(Lines from a data collection)
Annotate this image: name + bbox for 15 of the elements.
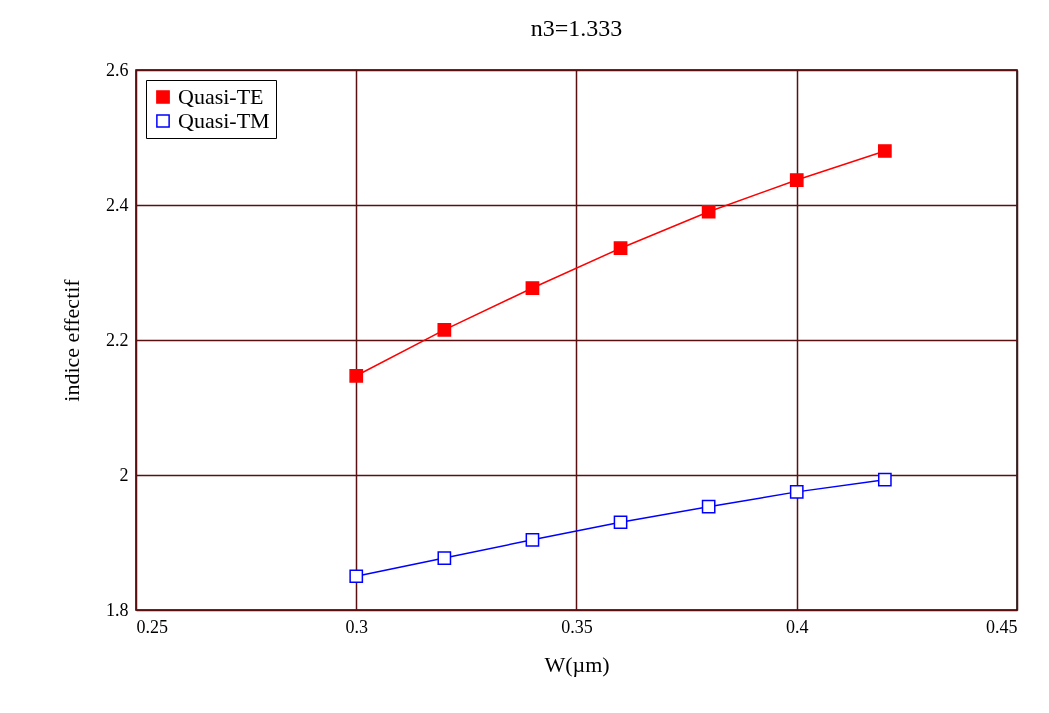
x-tick-label: 0.25 [136,616,168,637]
x-tick-label: 0.3 [345,616,368,637]
y-tick-label: 2 [119,464,129,485]
chart-title: n3=1.333 [530,15,623,41]
x-axis-title: W(µm) [544,651,610,677]
y-tick-label: 1.8 [106,599,129,620]
legend-label: Quasi-TE [178,84,264,109]
legend-label: Quasi-TM [178,108,270,133]
x-tick-label: 0.45 [986,616,1018,637]
y-tick-label: 2.2 [106,329,129,350]
y-axis-title: indice effectif [59,278,84,402]
x-tick-label: 0.4 [786,616,809,637]
x-tick-label: 0.35 [561,616,593,637]
y-tick-label: 2.6 [106,59,129,80]
y-tick-label: 2.4 [106,194,129,215]
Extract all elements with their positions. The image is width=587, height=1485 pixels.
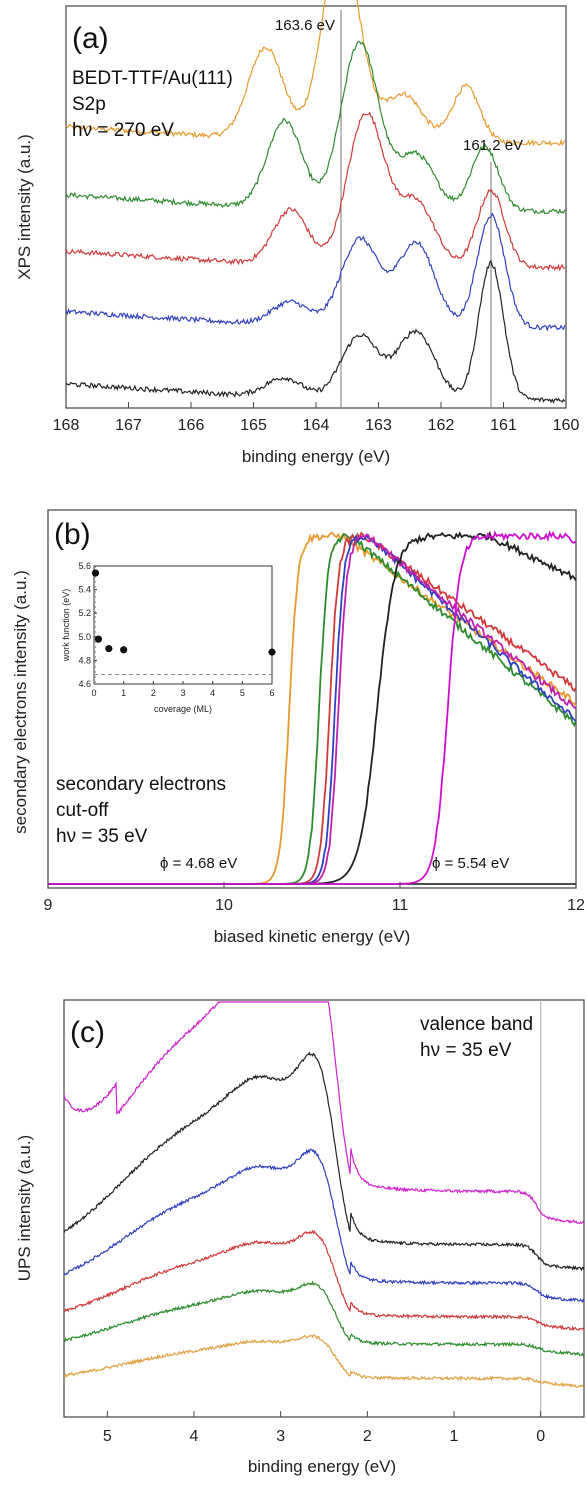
inset-x-tick-label-5: 5: [240, 688, 245, 698]
x-tick-label-a-3: 165: [240, 417, 267, 434]
phi-max-label: ϕ = 5.54 eV: [432, 855, 509, 872]
valence-band-label: valence band: [420, 1014, 533, 1035]
x-tick-label-c-0: 5: [103, 1428, 112, 1445]
series-c-0: [63, 1334, 585, 1389]
series-c-5: [63, 1001, 585, 1225]
x-tick-label-c-5: 0: [536, 1428, 545, 1445]
sample-label: BEDT-TTF/Au(111): [72, 68, 233, 89]
series-c-4: [63, 1051, 585, 1272]
inset-y-tick-label-4: 5.4: [78, 585, 91, 595]
photon-energy-label-b: hν = 35 eV: [56, 826, 148, 847]
core-level-label: S2p: [72, 94, 106, 115]
cutoff-label-line2: cut-off: [56, 800, 109, 821]
inset-y-label: work function (eV): [61, 589, 71, 663]
y-axis-label-c: UPS intensity (a.u.): [15, 1135, 34, 1281]
x-tick-label-a-0: 168: [53, 417, 80, 434]
inset-y-tick-label-5: 5.6: [78, 561, 91, 571]
x-axis-label-a: binding energy (eV): [242, 447, 390, 466]
series-a-1: [65, 40, 566, 215]
inset-point-1: [94, 635, 103, 643]
x-axis-label-b: biased kinetic energy (eV): [214, 927, 411, 946]
x-tick-label-c-4: 1: [450, 1428, 459, 1445]
inset-y-tick-label-2: 5.0: [78, 632, 91, 642]
x-axis-label-c: binding energy (eV): [248, 1457, 396, 1476]
series-a-0: [65, 0, 566, 147]
panel-letter-b: (b): [54, 518, 91, 551]
x-tick-label-b-3: 12: [567, 897, 585, 914]
series-b-6: [48, 530, 577, 885]
series-a-2: [65, 111, 566, 272]
x-tick-label-a-5: 163: [365, 417, 392, 434]
inset-x-tick-label-0: 0: [91, 688, 96, 698]
x-tick-label-a-6: 162: [428, 417, 455, 434]
x-tick-label-c-2: 3: [276, 1428, 285, 1445]
inset-point-2: [105, 645, 113, 653]
x-tick-label-b-0: 9: [44, 897, 53, 914]
inset-x-tick-label-1: 1: [121, 688, 126, 698]
y-axis-label-a: XPS intensity (a.u.): [15, 134, 34, 280]
inset-x-tick-label-4: 4: [210, 688, 215, 698]
inset-x-tick-label-6: 6: [269, 688, 274, 698]
inset-point-3: [120, 646, 128, 654]
inset-x-tick-label-2: 2: [151, 688, 156, 698]
cutoff-label-line1: secondary electrons: [56, 774, 226, 795]
x-tick-label-b-2: 11: [392, 897, 409, 914]
inset-y-tick-label-3: 5.2: [78, 608, 91, 618]
inset-x-label: coverage (ML): [154, 704, 212, 714]
x-tick-label-c-1: 4: [190, 1428, 199, 1445]
plot-frame-b: [47, 509, 577, 889]
x-tick-label-a-1: 167: [115, 417, 142, 434]
phi-min-label: ϕ = 4.68 eV: [160, 855, 237, 872]
series-a-4: [65, 259, 566, 404]
plot-frame-c: [63, 999, 585, 1418]
x-tick-label-b-1: 10: [215, 897, 233, 914]
x-tick-label-a-8: 160: [553, 417, 580, 434]
series-a-3: [65, 212, 566, 332]
series-c-3: [63, 1148, 585, 1304]
x-tick-label-a-7: 161: [490, 417, 517, 434]
y-axis-label-b: secondary electrons intensity (a.u.): [11, 570, 30, 834]
inset-x-tick-label-3: 3: [180, 688, 185, 698]
series-c-2: [63, 1229, 585, 1332]
ref-label-163-6: 163.6 eV: [275, 17, 335, 34]
photon-energy-label: hν = 270 eV: [72, 120, 174, 141]
chart-b: 9 10 11 12 (b) 0 1 2 3 4 5 64.64.85.05.25.45.6 co…: [11, 509, 585, 946]
inset-y-tick-label-0: 4.6: [78, 679, 91, 689]
x-tick-label-a-4: 164: [303, 417, 330, 434]
panel-letter-c: (c): [70, 1016, 105, 1049]
x-tick-label-a-2: 166: [178, 417, 205, 434]
chart-c: 5 4 3 2 1 0 (c) valence band hν = 35 eV bindi…: [15, 999, 585, 1476]
chart-a: 168 167 166 165 164 163 162 161 160 (a) BEDT-TTF…: [15, 0, 580, 466]
inset-point-0: [91, 569, 100, 577]
photon-energy-label-c: hν = 35 eV: [420, 1040, 512, 1061]
inset-y-tick-label-1: 4.8: [78, 655, 91, 665]
panel-letter-a: (a): [72, 22, 109, 55]
inset-point-4: [268, 648, 276, 656]
x-tick-label-c-3: 2: [363, 1428, 372, 1445]
ref-label-161-2: 161.2 eV: [463, 137, 523, 154]
series-c-1: [63, 1280, 585, 1357]
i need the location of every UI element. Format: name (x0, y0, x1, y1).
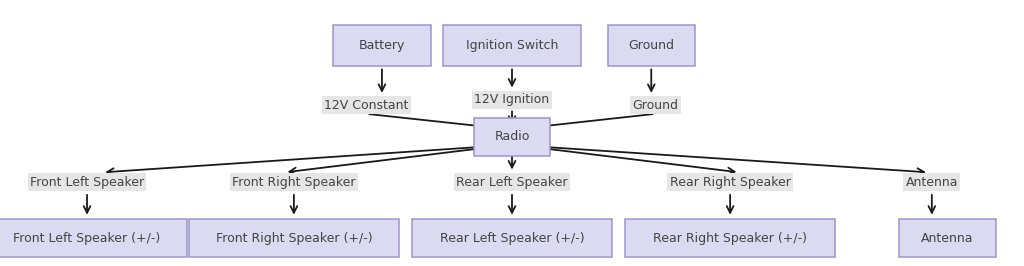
Text: Ignition Switch: Ignition Switch (466, 39, 558, 52)
Text: Battery: Battery (358, 39, 406, 52)
FancyBboxPatch shape (334, 25, 430, 66)
Text: Front Left Speaker: Front Left Speaker (30, 176, 144, 189)
Text: Front Right Speaker: Front Right Speaker (232, 176, 355, 189)
Text: Rear Right Speaker: Rear Right Speaker (670, 176, 791, 189)
FancyBboxPatch shape (0, 219, 186, 257)
FancyBboxPatch shape (188, 219, 398, 257)
FancyBboxPatch shape (608, 25, 694, 66)
FancyBboxPatch shape (899, 219, 995, 257)
Text: Antenna: Antenna (921, 232, 974, 244)
Text: 12V Ignition: 12V Ignition (474, 93, 550, 106)
Text: Radio: Radio (495, 131, 529, 143)
Text: Rear Left Speaker (+/-): Rear Left Speaker (+/-) (439, 232, 585, 244)
Text: Front Left Speaker (+/-): Front Left Speaker (+/-) (13, 232, 161, 244)
Text: Rear Left Speaker: Rear Left Speaker (457, 176, 567, 189)
Text: Ground: Ground (629, 39, 674, 52)
FancyBboxPatch shape (442, 25, 582, 66)
FancyBboxPatch shape (625, 219, 835, 257)
Text: Antenna: Antenna (905, 176, 958, 189)
FancyBboxPatch shape (473, 118, 551, 156)
Text: 12V Constant: 12V Constant (325, 99, 409, 111)
Text: Front Right Speaker (+/-): Front Right Speaker (+/-) (216, 232, 372, 244)
Text: Ground: Ground (633, 99, 678, 111)
Text: Rear Right Speaker (+/-): Rear Right Speaker (+/-) (653, 232, 807, 244)
FancyBboxPatch shape (412, 219, 611, 257)
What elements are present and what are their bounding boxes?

WHAT IS BEING ASKED:
Write out all the lines above again, but switch "Antenna" to "Aerial" and keep everything else the same. Leave the pictures out.

TASK ANSWER:
Annotate this image: name + bbox for 15 of the elements.
x-tick-label: 0.25 [136,616,168,637]
x-tick-label: 0.3 [345,616,368,637]
y-tick-label: 2 [119,464,129,485]
chart-title: n3=1.333 [530,15,623,41]
x-axis-title: W(µm) [544,651,610,677]
y-tick-label: 1.8 [106,599,129,620]
legend-label: Quasi-TE [178,84,264,109]
legend-label: Quasi-TM [178,108,270,133]
x-tick-label: 0.45 [986,616,1018,637]
y-tick-label: 2.2 [106,329,129,350]
y-axis-title: indice effectif [59,278,84,402]
x-tick-label: 0.4 [786,616,809,637]
x-tick-label: 0.35 [561,616,593,637]
y-tick-label: 2.6 [106,59,129,80]
y-tick-label: 2.4 [106,194,129,215]
Extract all elements with their positions. The image is width=587, height=1485 pixels.
inset-x-tick-label-5: 5: [240, 688, 245, 698]
x-tick-label-a-3: 165: [240, 417, 267, 434]
phi-max-label: ϕ = 5.54 eV: [432, 855, 509, 872]
valence-band-label: valence band: [420, 1014, 533, 1035]
x-tick-label-c-0: 5: [103, 1428, 112, 1445]
series-c-0: [63, 1334, 585, 1389]
series-c-5: [63, 1001, 585, 1225]
x-tick-label-c-5: 0: [536, 1428, 545, 1445]
sample-label: BEDT-TTF/Au(111): [72, 68, 233, 89]
series-c-4: [63, 1051, 585, 1272]
inset-y-tick-label-4: 5.4: [78, 585, 91, 595]
photon-energy-label-b: hν = 35 eV: [56, 826, 148, 847]
core-level-label: S2p: [72, 94, 106, 115]
cutoff-label-line2: cut-off: [56, 800, 109, 821]
inset-y-label: work function (eV): [61, 589, 71, 663]
y-axis-label-c: UPS intensity (a.u.): [15, 1135, 34, 1281]
x-tick-label-a-0: 168: [53, 417, 80, 434]
inset-y-tick-label-5: 5.6: [78, 561, 91, 571]
x-axis-label-a: binding energy (eV): [242, 447, 390, 466]
series-a-1: [65, 40, 566, 215]
inset-point-1: [94, 635, 103, 643]
x-axis-label-b: biased kinetic energy (eV): [214, 927, 411, 946]
x-tick-label-c-4: 1: [450, 1428, 459, 1445]
inset-y-tick-label-2: 5.0: [78, 632, 91, 642]
x-axis-label-c: binding energy (eV): [248, 1457, 396, 1476]
series-a-0: [65, 0, 566, 147]
panel-letter-b: (b): [54, 518, 91, 551]
x-tick-label-b-3: 12: [567, 897, 585, 914]
series-b-6: [48, 530, 577, 885]
series-a-2: [65, 111, 566, 272]
x-tick-label-a-5: 163: [365, 417, 392, 434]
inset-x-tick-label-0: 0: [91, 688, 96, 698]
x-tick-label-a-6: 162: [428, 417, 455, 434]
x-tick-label-c-2: 3: [276, 1428, 285, 1445]
inset-point-2: [105, 645, 113, 653]
x-tick-label-b-0: 9: [44, 897, 53, 914]
inset-x-tick-label-1: 1: [121, 688, 126, 698]
y-axis-label-a: XPS intensity (a.u.): [15, 134, 34, 280]
inset-x-tick-label-4: 4: [210, 688, 215, 698]
inset-x-tick-label-6: 6: [269, 688, 274, 698]
inset-point-3: [120, 646, 128, 654]
inset-x-tick-label-2: 2: [151, 688, 156, 698]
cutoff-label-line1: secondary electrons: [56, 774, 226, 795]
x-tick-label-b-2: 11: [392, 897, 409, 914]
inset-y-tick-label-3: 5.2: [78, 608, 91, 618]
inset-x-label: coverage (ML): [154, 704, 212, 714]
x-tick-label-c-1: 4: [190, 1428, 199, 1445]
plot-frame-b: [47, 509, 577, 889]
x-tick-label-a-1: 167: [115, 417, 142, 434]
phi-min-label: ϕ = 4.68 eV: [160, 855, 237, 872]
series-a-4: [65, 259, 566, 404]
plot-frame-c: [63, 999, 585, 1418]
x-tick-label-b-1: 10: [215, 897, 233, 914]
x-tick-label-a-8: 160: [553, 417, 580, 434]
series-a-3: [65, 212, 566, 332]
series-c-3: [63, 1148, 585, 1304]
x-tick-label-a-7: 161: [490, 417, 517, 434]
y-axis-label-b: secondary electrons intensity (a.u.): [11, 570, 30, 834]
inset-x-tick-label-3: 3: [180, 688, 185, 698]
series-c-2: [63, 1229, 585, 1332]
ref-label-163-6: 163.6 eV: [275, 17, 335, 34]
photon-energy-label: hν = 270 eV: [72, 120, 174, 141]
chart-b: 9 10 11 12 (b) 0 1 2 3 4 5 64.64.85.05.25.45.6 co…: [11, 509, 585, 946]
inset-y-tick-label-0: 4.6: [78, 679, 91, 689]
x-tick-label-a-4: 164: [303, 417, 330, 434]
panel-letter-c: (c): [70, 1016, 105, 1049]
x-tick-label-a-2: 166: [178, 417, 205, 434]
chart-c: 5 4 3 2 1 0 (c) valence band hν = 35 eV bindi…: [15, 999, 585, 1476]
chart-a: 168 167 166 165 164 163 162 161 160 (a) BEDT-TTF…: [15, 0, 580, 466]
inset-point-0: [91, 569, 100, 577]
photon-energy-label-c: hν = 35 eV: [420, 1040, 512, 1061]
inset-y-tick-label-1: 4.8: [78, 655, 91, 665]
panel-letter-a: (a): [72, 22, 109, 55]
inset-point-4: [268, 648, 276, 656]
x-tick-label-c-3: 2: [363, 1428, 372, 1445]
ref-label-161-2: 161.2 eV: [463, 137, 523, 154]
series-c-1: [63, 1280, 585, 1357]
i need the location of every UI element. Format: name (x0, y0, x1, y1).
Text: Ignition Switch: Ignition Switch (466, 39, 558, 52)
Text: Battery: Battery (358, 39, 406, 52)
FancyBboxPatch shape (334, 25, 430, 66)
Text: Front Left Speaker: Front Left Speaker (30, 176, 144, 189)
Text: Front Right Speaker: Front Right Speaker (232, 176, 355, 189)
Text: Rear Right Speaker: Rear Right Speaker (670, 176, 791, 189)
FancyBboxPatch shape (0, 219, 186, 257)
FancyBboxPatch shape (188, 219, 398, 257)
FancyBboxPatch shape (608, 25, 694, 66)
FancyBboxPatch shape (899, 219, 995, 257)
Text: Aerial: Aerial (921, 232, 974, 244)
Text: 12V Ignition: 12V Ignition (474, 93, 550, 106)
Text: Radio: Radio (495, 131, 529, 143)
Text: Rear Left Speaker (+/-): Rear Left Speaker (+/-) (439, 232, 585, 244)
Text: Front Left Speaker (+/-): Front Left Speaker (+/-) (13, 232, 161, 244)
Text: Rear Left Speaker: Rear Left Speaker (457, 176, 567, 189)
Text: Ground: Ground (629, 39, 674, 52)
FancyBboxPatch shape (442, 25, 582, 66)
FancyBboxPatch shape (625, 219, 835, 257)
Text: Aerial: Aerial (905, 176, 958, 189)
FancyBboxPatch shape (473, 118, 551, 156)
Text: 12V Constant: 12V Constant (325, 99, 409, 111)
Text: Front Right Speaker (+/-): Front Right Speaker (+/-) (216, 232, 372, 244)
Text: Ground: Ground (633, 99, 678, 111)
Text: Rear Right Speaker (+/-): Rear Right Speaker (+/-) (653, 232, 807, 244)
FancyBboxPatch shape (412, 219, 611, 257)
What elements are present and what are their bounding boxes?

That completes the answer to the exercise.